## WRITTEN TASK:
Return the full material exactly.

Data items
--- begin ---
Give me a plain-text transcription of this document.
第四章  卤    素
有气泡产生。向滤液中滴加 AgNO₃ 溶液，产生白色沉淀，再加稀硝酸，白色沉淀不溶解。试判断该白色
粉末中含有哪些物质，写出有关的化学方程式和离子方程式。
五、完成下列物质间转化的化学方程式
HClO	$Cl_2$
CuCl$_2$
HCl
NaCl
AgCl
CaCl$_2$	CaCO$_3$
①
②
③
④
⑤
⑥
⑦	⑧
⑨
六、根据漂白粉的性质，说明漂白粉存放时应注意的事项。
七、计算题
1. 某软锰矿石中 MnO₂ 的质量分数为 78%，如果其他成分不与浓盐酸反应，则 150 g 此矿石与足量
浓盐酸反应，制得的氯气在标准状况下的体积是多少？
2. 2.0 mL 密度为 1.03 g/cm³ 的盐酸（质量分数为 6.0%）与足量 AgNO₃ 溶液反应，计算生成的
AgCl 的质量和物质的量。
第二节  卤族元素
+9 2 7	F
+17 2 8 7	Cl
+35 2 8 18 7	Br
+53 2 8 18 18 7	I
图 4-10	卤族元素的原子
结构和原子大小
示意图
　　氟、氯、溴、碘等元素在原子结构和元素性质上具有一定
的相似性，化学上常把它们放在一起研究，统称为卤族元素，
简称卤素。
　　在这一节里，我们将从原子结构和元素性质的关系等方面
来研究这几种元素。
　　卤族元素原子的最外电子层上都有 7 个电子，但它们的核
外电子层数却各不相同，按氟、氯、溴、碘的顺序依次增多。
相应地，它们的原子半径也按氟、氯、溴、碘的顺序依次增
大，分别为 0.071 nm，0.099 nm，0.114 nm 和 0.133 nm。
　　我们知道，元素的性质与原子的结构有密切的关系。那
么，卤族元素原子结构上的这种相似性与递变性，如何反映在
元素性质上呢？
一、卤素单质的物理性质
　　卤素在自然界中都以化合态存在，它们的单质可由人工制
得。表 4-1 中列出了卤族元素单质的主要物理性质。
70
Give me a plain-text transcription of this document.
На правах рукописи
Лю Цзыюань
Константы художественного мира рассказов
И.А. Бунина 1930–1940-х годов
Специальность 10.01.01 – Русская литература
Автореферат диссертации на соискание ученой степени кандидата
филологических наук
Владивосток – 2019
--- end ---
## SOLVED EXERCISE:
Give me a plain-text transcription of this document.
第四章  卤    素
有气泡产生。向滤液中滴加 AgNO₃ 溶液，产生白色沉淀，再加稀硝酸，白色沉淀不溶解。试判断该白色
粉末中含有哪些物质，写出有关的化学方程式和离子方程式。
五、完成下列物质间转化的化学方程式
HClO	$Cl_2$
CuCl$_2$
HCl
NaCl
AgCl
CaCl$_2$	CaCO$_3$
①
②
③
④
⑤
⑥
⑦	⑧
⑨
六、根据漂白粉的性质，说明漂白粉存放时应注意的事项。
七、计算题
1. 某软锰矿石中 MnO₂ 的质量分数为 78%，如果其他成分不与浓盐酸反应，则 150 g 此矿石与足量
浓盐酸反应，制得的氯气在标准状况下的体积是多少？
2. 2.0 mL 密度为 1.03 g/cm³ 的盐酸（质量分数为 6.0%）与足量 AgNO₃ 溶液反应，计算生成的
AgCl 的质量和物质的量。
第二节  卤族元素
+9 2 7	F
+17 2 8 7	Cl
+35 2 8 18 7	Br
+53 2 8 18 18 7	I
图 4-10	卤族元素的原子
结构和原子大小
示意图
　　氟、氯、溴、碘等元素在原子结构和元素性质上具有一定
的相似性，化学上常把它们放在一起研究，统称为卤族元素，
简称卤素。
　　在这一节里，我们将从原子结构和元素性质的关系等方面
来研究这几种元素。
　　卤族元素原子的最外电子层上都有 7 个电子，但它们的核
外电子层数却各不相同，按氟、氯、溴、碘的顺序依次增多。
相应地，它们的原子半径也按氟、氯、溴、碘的顺序依次增
大，分别为 0.071 nm，0.099 nm，0.114 nm 和 0.133 nm。
　　我们知道，元素的性质与原子的结构有密切的关系。那
么，卤族元素原子结构上的这种相似性与递变性，如何反映在
元素性质上呢？
一、卤素单质的物理性质
　　卤素在自然界中都以化合态存在，它们的单质可由人工制
得。表 4-1 中列出了卤族元素单质的主要物理性质。
70
Give me a plain-text transcription of this document.
На правах рукописи
Лю Цзыюань
Константы художественного мира рассказов
И.А. Бунина 1930–1940-х годов
Специальность 10.01.01 – Русская литература
Автореферат диссертации на соискание ученой степени кандидата
филологических наук
Владивосток – 2019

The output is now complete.